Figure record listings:
##############################
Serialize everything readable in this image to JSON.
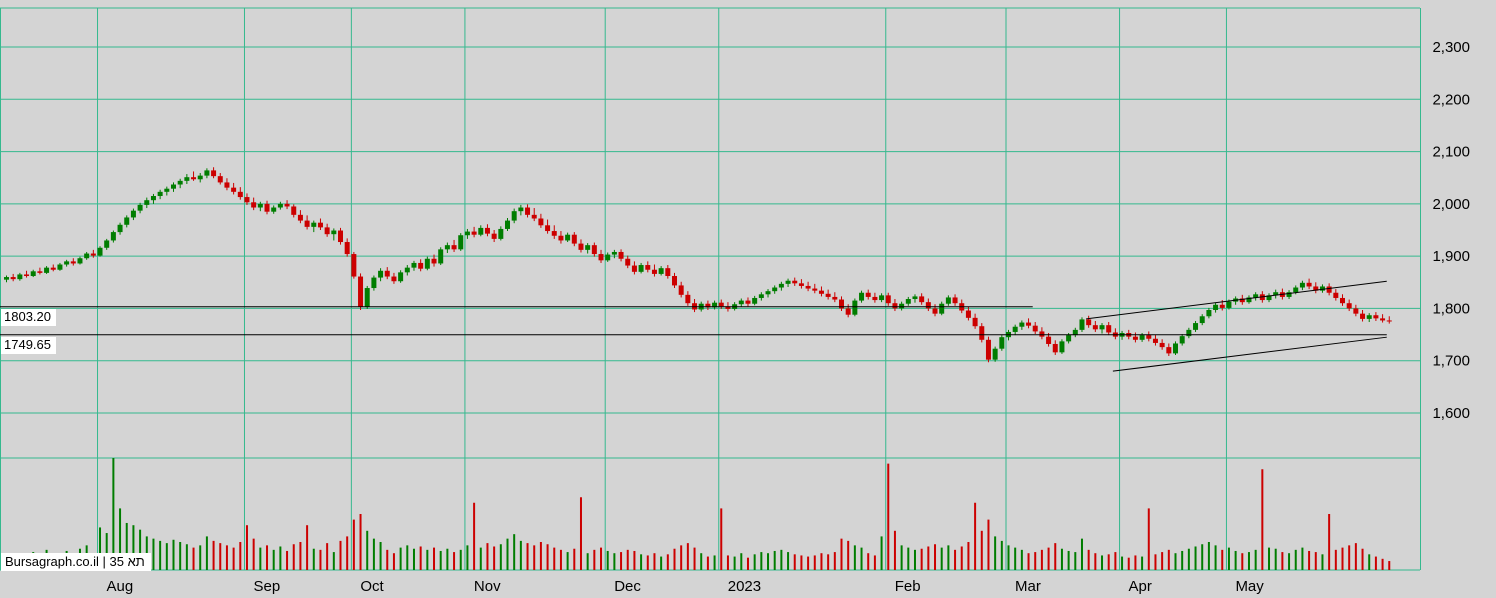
{
  "branding": {
    "label": "Bursagraph.co.il | תא 35"
  },
  "colors": {
    "background": "#d4d4d4",
    "grid": "#35b98e",
    "candle_up": "#007d00",
    "candle_down": "#cc0000",
    "overlay_line": "#000000",
    "axis_text": "#000000"
  },
  "chart_data": {
    "type": "candlestick",
    "title": "",
    "xlabel": "",
    "ylabel": "",
    "grid": true,
    "ylim": [
      1600,
      2300
    ],
    "y_ticks": [
      {
        "label": "2,300",
        "value": 2300
      },
      {
        "label": "2,200",
        "value": 2200
      },
      {
        "label": "2,100",
        "value": 2100
      },
      {
        "label": "2,000",
        "value": 2000
      },
      {
        "label": "1,900",
        "value": 1900
      },
      {
        "label": "1,800",
        "value": 1800
      },
      {
        "label": "1,700",
        "value": 1700
      },
      {
        "label": "1,600",
        "value": 1600
      }
    ],
    "x_ticks": [
      {
        "label": "Aug",
        "index": 14
      },
      {
        "label": "Sep",
        "index": 36
      },
      {
        "label": "Oct",
        "index": 52
      },
      {
        "label": "Nov",
        "index": 69
      },
      {
        "label": "Dec",
        "index": 90
      },
      {
        "label": "2023",
        "index": 107
      },
      {
        "label": "Feb",
        "index": 132
      },
      {
        "label": "Mar",
        "index": 150
      },
      {
        "label": "Apr",
        "index": 167
      },
      {
        "label": "May",
        "index": 183
      }
    ],
    "levels": [
      {
        "label": "1803.20",
        "value": 1803.2,
        "end_index": 154
      },
      {
        "label": "1749.65",
        "value": 1749.65,
        "end_index": 207
      }
    ],
    "trendlines": [
      {
        "i1": 162,
        "p1": 1780,
        "i2": 207,
        "p2": 1852
      },
      {
        "i1": 166,
        "p1": 1680,
        "i2": 207,
        "p2": 1745
      }
    ],
    "candles": [
      [
        1855,
        1863,
        1850,
        1860,
        12
      ],
      [
        1860,
        1866,
        1852,
        1856,
        10
      ],
      [
        1856,
        1868,
        1853,
        1865,
        14
      ],
      [
        1865,
        1872,
        1859,
        1862,
        9
      ],
      [
        1862,
        1874,
        1860,
        1871,
        16
      ],
      [
        1871,
        1878,
        1865,
        1868,
        11
      ],
      [
        1868,
        1881,
        1866,
        1878,
        18
      ],
      [
        1878,
        1884,
        1871,
        1874,
        13
      ],
      [
        1874,
        1887,
        1872,
        1884,
        15
      ],
      [
        1884,
        1893,
        1880,
        1890,
        17
      ],
      [
        1890,
        1896,
        1882,
        1886,
        12
      ],
      [
        1886,
        1899,
        1884,
        1896,
        19
      ],
      [
        1896,
        1908,
        1893,
        1905,
        22
      ],
      [
        1905,
        1912,
        1897,
        1901,
        14
      ],
      [
        1901,
        1919,
        1899,
        1916,
        38
      ],
      [
        1916,
        1933,
        1912,
        1930,
        33
      ],
      [
        1930,
        1949,
        1926,
        1946,
        100
      ],
      [
        1946,
        1964,
        1941,
        1960,
        55
      ],
      [
        1960,
        1978,
        1955,
        1974,
        42
      ],
      [
        1974,
        1991,
        1969,
        1987,
        40
      ],
      [
        1987,
        2002,
        1982,
        1998,
        36
      ],
      [
        1998,
        2012,
        1992,
        2007,
        30
      ],
      [
        2007,
        2019,
        2000,
        2015,
        28
      ],
      [
        2015,
        2027,
        2009,
        2023,
        26
      ],
      [
        2023,
        2033,
        2016,
        2029,
        24
      ],
      [
        2029,
        2041,
        2023,
        2037,
        27
      ],
      [
        2037,
        2048,
        2030,
        2044,
        25
      ],
      [
        2044,
        2057,
        2038,
        2051,
        23
      ],
      [
        2051,
        2062,
        2044,
        2047,
        20
      ],
      [
        2047,
        2059,
        2041,
        2054,
        22
      ],
      [
        2054,
        2068,
        2049,
        2064,
        30
      ],
      [
        2064,
        2070,
        2049,
        2053,
        26
      ],
      [
        2053,
        2059,
        2037,
        2041,
        24
      ],
      [
        2041,
        2049,
        2026,
        2031,
        22
      ],
      [
        2031,
        2040,
        2018,
        2023,
        20
      ],
      [
        2023,
        2032,
        2008,
        2013,
        25
      ],
      [
        2013,
        2020,
        1998,
        2003,
        40
      ],
      [
        2003,
        2012,
        1988,
        1993,
        28
      ],
      [
        1993,
        2004,
        1986,
        2000,
        20
      ],
      [
        2000,
        2006,
        1980,
        1985,
        22
      ],
      [
        1985,
        1997,
        1981,
        1993,
        18
      ],
      [
        1993,
        2004,
        1989,
        2000,
        21
      ],
      [
        2000,
        2007,
        1990,
        1995,
        17
      ],
      [
        1995,
        1999,
        1974,
        1979,
        23
      ],
      [
        1979,
        1988,
        1963,
        1968,
        25
      ],
      [
        1968,
        1978,
        1951,
        1956,
        40
      ],
      [
        1956,
        1968,
        1946,
        1964,
        19
      ],
      [
        1964,
        1972,
        1950,
        1955,
        18
      ],
      [
        1955,
        1962,
        1937,
        1942,
        24
      ],
      [
        1942,
        1953,
        1930,
        1949,
        16
      ],
      [
        1949,
        1954,
        1922,
        1927,
        26
      ],
      [
        1927,
        1934,
        1899,
        1904,
        30
      ],
      [
        1904,
        1908,
        1857,
        1861,
        45
      ],
      [
        1861,
        1867,
        1797,
        1803,
        50
      ],
      [
        1803,
        1843,
        1799,
        1839,
        35
      ],
      [
        1839,
        1863,
        1834,
        1859,
        28
      ],
      [
        1859,
        1877,
        1852,
        1872,
        25
      ],
      [
        1872,
        1879,
        1856,
        1861,
        18
      ],
      [
        1861,
        1868,
        1847,
        1852,
        15
      ],
      [
        1852,
        1873,
        1849,
        1869,
        20
      ],
      [
        1869,
        1883,
        1863,
        1878,
        22
      ],
      [
        1878,
        1891,
        1872,
        1887,
        19
      ],
      [
        1887,
        1894,
        1871,
        1876,
        21
      ],
      [
        1876,
        1899,
        1873,
        1895,
        18
      ],
      [
        1895,
        1903,
        1880,
        1886,
        20
      ],
      [
        1886,
        1917,
        1883,
        1913,
        17
      ],
      [
        1913,
        1926,
        1906,
        1921,
        19
      ],
      [
        1921,
        1931,
        1908,
        1913,
        16
      ],
      [
        1913,
        1944,
        1910,
        1940,
        18
      ],
      [
        1940,
        1952,
        1933,
        1947,
        22
      ],
      [
        1947,
        1956,
        1936,
        1941,
        60
      ],
      [
        1941,
        1959,
        1938,
        1954,
        20
      ],
      [
        1954,
        1961,
        1938,
        1943,
        24
      ],
      [
        1943,
        1950,
        1927,
        1933,
        21
      ],
      [
        1933,
        1957,
        1930,
        1952,
        23
      ],
      [
        1952,
        1973,
        1948,
        1968,
        28
      ],
      [
        1968,
        1991,
        1963,
        1986,
        32
      ],
      [
        1986,
        1998,
        1978,
        1993,
        26
      ],
      [
        1993,
        1999,
        1974,
        1979,
        24
      ],
      [
        1979,
        1992,
        1967,
        1972,
        22
      ],
      [
        1972,
        1981,
        1954,
        1959,
        25
      ],
      [
        1959,
        1970,
        1943,
        1948,
        23
      ],
      [
        1948,
        1959,
        1933,
        1939,
        20
      ],
      [
        1939,
        1948,
        1924,
        1930,
        18
      ],
      [
        1930,
        1945,
        1927,
        1941,
        16
      ],
      [
        1941,
        1946,
        1919,
        1924,
        19
      ],
      [
        1924,
        1932,
        1907,
        1912,
        65
      ],
      [
        1912,
        1925,
        1905,
        1921,
        15
      ],
      [
        1921,
        1926,
        1899,
        1904,
        18
      ],
      [
        1904,
        1912,
        1887,
        1892,
        20
      ],
      [
        1892,
        1907,
        1889,
        1903,
        17
      ],
      [
        1903,
        1912,
        1896,
        1908,
        15
      ],
      [
        1908,
        1913,
        1890,
        1895,
        16
      ],
      [
        1895,
        1901,
        1877,
        1882,
        18
      ],
      [
        1882,
        1890,
        1865,
        1870,
        17
      ],
      [
        1870,
        1887,
        1867,
        1883,
        14
      ],
      [
        1883,
        1890,
        1869,
        1874,
        13
      ],
      [
        1874,
        1884,
        1861,
        1866,
        15
      ],
      [
        1866,
        1881,
        1863,
        1877,
        12
      ],
      [
        1877,
        1883,
        1857,
        1862,
        14
      ],
      [
        1862,
        1868,
        1839,
        1844,
        19
      ],
      [
        1844,
        1851,
        1821,
        1826,
        22
      ],
      [
        1826,
        1833,
        1805,
        1810,
        24
      ],
      [
        1810,
        1818,
        1793,
        1798,
        20
      ],
      [
        1798,
        1813,
        1794,
        1809,
        15
      ],
      [
        1809,
        1815,
        1797,
        1802,
        12
      ],
      [
        1802,
        1815,
        1798,
        1811,
        13
      ],
      [
        1811,
        1817,
        1799,
        1804,
        55
      ],
      [
        1804,
        1812,
        1794,
        1799,
        13
      ],
      [
        1799,
        1812,
        1796,
        1808,
        12
      ],
      [
        1808,
        1819,
        1803,
        1815,
        15
      ],
      [
        1815,
        1821,
        1804,
        1809,
        11
      ],
      [
        1809,
        1824,
        1806,
        1820,
        14
      ],
      [
        1820,
        1831,
        1815,
        1827,
        16
      ],
      [
        1827,
        1837,
        1821,
        1833,
        15
      ],
      [
        1833,
        1844,
        1828,
        1840,
        17
      ],
      [
        1840,
        1851,
        1834,
        1847,
        18
      ],
      [
        1847,
        1857,
        1841,
        1853,
        16
      ],
      [
        1853,
        1859,
        1843,
        1848,
        14
      ],
      [
        1848,
        1856,
        1838,
        1843,
        13
      ],
      [
        1843,
        1851,
        1833,
        1838,
        12
      ],
      [
        1838,
        1847,
        1829,
        1834,
        13
      ],
      [
        1834,
        1842,
        1823,
        1828,
        15
      ],
      [
        1828,
        1836,
        1817,
        1822,
        14
      ],
      [
        1822,
        1831,
        1812,
        1817,
        16
      ],
      [
        1817,
        1823,
        1795,
        1800,
        28
      ],
      [
        1800,
        1808,
        1783,
        1788,
        26
      ],
      [
        1788,
        1819,
        1785,
        1815,
        22
      ],
      [
        1815,
        1834,
        1811,
        1830,
        20
      ],
      [
        1830,
        1836,
        1817,
        1822,
        15
      ],
      [
        1822,
        1830,
        1811,
        1816,
        13
      ],
      [
        1816,
        1829,
        1812,
        1825,
        30
      ],
      [
        1825,
        1830,
        1805,
        1810,
        95
      ],
      [
        1810,
        1818,
        1795,
        1800,
        35
      ],
      [
        1800,
        1813,
        1796,
        1809,
        22
      ],
      [
        1809,
        1822,
        1805,
        1818,
        20
      ],
      [
        1818,
        1827,
        1811,
        1823,
        18
      ],
      [
        1823,
        1829,
        1807,
        1812,
        19
      ],
      [
        1812,
        1819,
        1795,
        1800,
        21
      ],
      [
        1800,
        1808,
        1785,
        1790,
        23
      ],
      [
        1790,
        1813,
        1787,
        1809,
        20
      ],
      [
        1809,
        1825,
        1805,
        1821,
        22
      ],
      [
        1821,
        1827,
        1805,
        1810,
        18
      ],
      [
        1810,
        1817,
        1791,
        1796,
        21
      ],
      [
        1796,
        1803,
        1777,
        1782,
        25
      ],
      [
        1782,
        1790,
        1761,
        1766,
        60
      ],
      [
        1766,
        1772,
        1735,
        1740,
        35
      ],
      [
        1740,
        1746,
        1697,
        1702,
        45
      ],
      [
        1702,
        1727,
        1698,
        1723,
        30
      ],
      [
        1723,
        1749,
        1719,
        1745,
        26
      ],
      [
        1745,
        1759,
        1739,
        1755,
        22
      ],
      [
        1755,
        1769,
        1749,
        1765,
        20
      ],
      [
        1765,
        1777,
        1759,
        1773,
        18
      ],
      [
        1773,
        1781,
        1762,
        1767,
        15
      ],
      [
        1767,
        1774,
        1751,
        1756,
        16
      ],
      [
        1756,
        1764,
        1741,
        1746,
        18
      ],
      [
        1746,
        1753,
        1727,
        1732,
        20
      ],
      [
        1732,
        1739,
        1711,
        1716,
        24
      ],
      [
        1716,
        1741,
        1713,
        1737,
        19
      ],
      [
        1737,
        1753,
        1733,
        1749,
        17
      ],
      [
        1749,
        1763,
        1745,
        1759,
        16
      ],
      [
        1759,
        1783,
        1755,
        1779,
        28
      ],
      [
        1779,
        1786,
        1763,
        1768,
        18
      ],
      [
        1768,
        1776,
        1755,
        1760,
        15
      ],
      [
        1760,
        1772,
        1752,
        1768,
        13
      ],
      [
        1768,
        1774,
        1749,
        1754,
        14
      ],
      [
        1754,
        1762,
        1741,
        1746,
        16
      ],
      [
        1746,
        1757,
        1740,
        1753,
        12
      ],
      [
        1753,
        1759,
        1741,
        1746,
        11
      ],
      [
        1746,
        1754,
        1735,
        1740,
        13
      ],
      [
        1740,
        1753,
        1736,
        1749,
        12
      ],
      [
        1749,
        1756,
        1737,
        1742,
        55
      ],
      [
        1742,
        1749,
        1729,
        1734,
        14
      ],
      [
        1734,
        1741,
        1721,
        1726,
        16
      ],
      [
        1726,
        1733,
        1709,
        1714,
        18
      ],
      [
        1714,
        1737,
        1711,
        1733,
        15
      ],
      [
        1733,
        1751,
        1729,
        1747,
        17
      ],
      [
        1747,
        1763,
        1743,
        1759,
        19
      ],
      [
        1759,
        1776,
        1755,
        1772,
        21
      ],
      [
        1772,
        1789,
        1768,
        1785,
        23
      ],
      [
        1785,
        1801,
        1781,
        1797,
        25
      ],
      [
        1797,
        1811,
        1792,
        1807,
        22
      ],
      [
        1807,
        1816,
        1796,
        1801,
        18
      ],
      [
        1801,
        1817,
        1798,
        1813,
        20
      ],
      [
        1813,
        1823,
        1807,
        1819,
        17
      ],
      [
        1819,
        1826,
        1807,
        1812,
        15
      ],
      [
        1812,
        1825,
        1809,
        1821,
        16
      ],
      [
        1821,
        1831,
        1815,
        1827,
        18
      ],
      [
        1827,
        1833,
        1811,
        1816,
        90
      ],
      [
        1816,
        1829,
        1812,
        1825,
        20
      ],
      [
        1825,
        1836,
        1819,
        1831,
        19
      ],
      [
        1831,
        1838,
        1817,
        1822,
        16
      ],
      [
        1822,
        1835,
        1818,
        1831,
        15
      ],
      [
        1831,
        1844,
        1827,
        1840,
        18
      ],
      [
        1840,
        1853,
        1835,
        1849,
        20
      ],
      [
        1849,
        1857,
        1837,
        1842,
        17
      ],
      [
        1842,
        1850,
        1829,
        1834,
        16
      ],
      [
        1834,
        1846,
        1830,
        1842,
        14
      ],
      [
        1842,
        1848,
        1825,
        1830,
        50
      ],
      [
        1830,
        1837,
        1815,
        1820,
        18
      ],
      [
        1820,
        1827,
        1805,
        1810,
        20
      ],
      [
        1810,
        1817,
        1795,
        1800,
        22
      ],
      [
        1800,
        1807,
        1785,
        1790,
        24
      ],
      [
        1790,
        1797,
        1775,
        1780,
        19
      ],
      [
        1780,
        1791,
        1774,
        1787,
        14
      ],
      [
        1787,
        1793,
        1776,
        1781,
        12
      ],
      [
        1781,
        1789,
        1773,
        1777,
        10
      ],
      [
        1777,
        1785,
        1771,
        1775,
        8
      ]
    ]
  }
}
##############################
# [Given task]
Which lines hold the word "value"? Show each one.

# [Completed exercise]
        "value": 2300
        "value": 2200
        "value": 2100
        "value": 2000
        "value": 1900
        "value": 1800
        "value": 1700
        "value": 1600
        "value": 1803.2,
        "value": 1749.65,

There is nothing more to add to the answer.